- [Requirement]:
Your copy of the material must match it exactly, except that pictures are dropped.
## BEGIN Input material
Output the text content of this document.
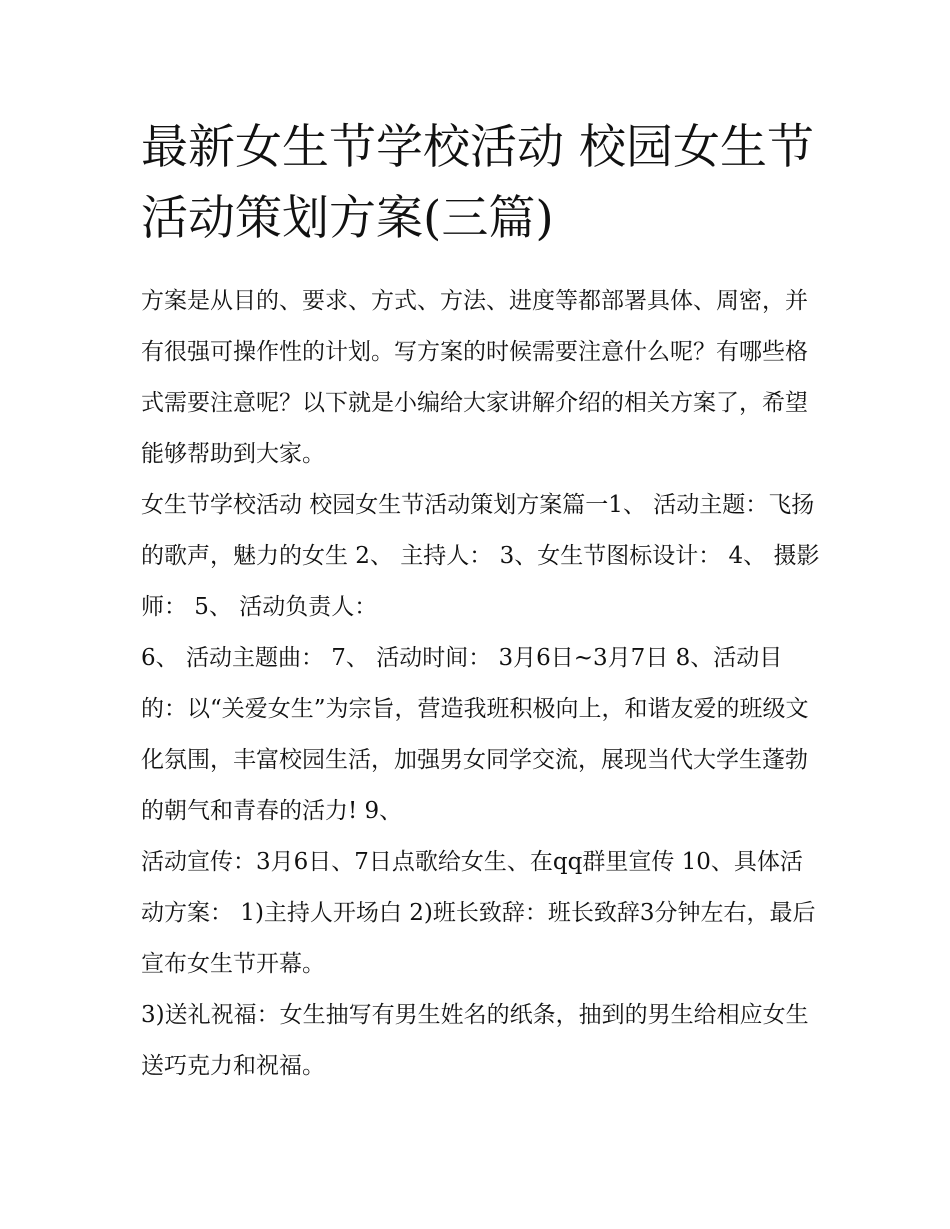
最新女生节学校活动 校园女生节活动策划方案(三篇)

方案是从目的、要求、方式、方法、进度等都部署具体、周密，并有很强可操作性的计划。写方案的时候需要注意什么呢？有哪些格式需要注意呢？以下就是小编给大家讲解介绍的相关方案了，希望能够帮助到大家。

女生节学校活动 校园女生节活动策划方案篇一1、 活动主题：飞扬的歌声，魅力的女生 2、 主持人： 3、女生节图标设计： 4、 摄影师： 5、 活动负责人：

6、 活动主题曲： 7、 活动时间： 3月6日~3月7日 8、活动目的：以“关爱女生”为宗旨，营造我班积极向上，和谐友爱的班级文化氛围，丰富校园生活，加强男女同学交流，展现当代大学生蓬勃的朝气和青春的活力! 9、

活动宣传：3月6日、7日点歌给女生、在qq群里宣传 10、具体活动方案： 1)主持人开场白 2)班长致辞：班长致辞3分钟左右，最后宣布女生节开幕。

3)送礼祝福：女生抽写有男生姓名的纸条，抽到的男生给相应女生送巧克力和祝福。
## END Input material
- [Written solution]:
Output the text content of this document.
最新女生节学校活动 校园女生节活动策划方案(三篇)

方案是从目的、要求、方式、方法、进度等都部署具体、周密，并有很强可操作性的计划。写方案的时候需要注意什么呢？有哪些格式需要注意呢？以下就是小编给大家讲解介绍的相关方案了，希望能够帮助到大家。

女生节学校活动 校园女生节活动策划方案篇一1、 活动主题：飞扬的歌声，魅力的女生 2、 主持人： 3、女生节图标设计： 4、 摄影师： 5、 活动负责人：

6、 活动主题曲： 7、 活动时间： 3月6日~3月7日 8、活动目的：以“关爱女生”为宗旨，营造我班积极向上，和谐友爱的班级文化氛围，丰富校园生活，加强男女同学交流，展现当代大学生蓬勃的朝气和青春的活力! 9、

活动宣传：3月6日、7日点歌给女生、在qq群里宣传 10、具体活动方案： 1)主持人开场白 2)班长致辞：班长致辞3分钟左右，最后宣布女生节开幕。

3)送礼祝福：女生抽写有男生姓名的纸条，抽到的男生给相应女生送巧克力和祝福。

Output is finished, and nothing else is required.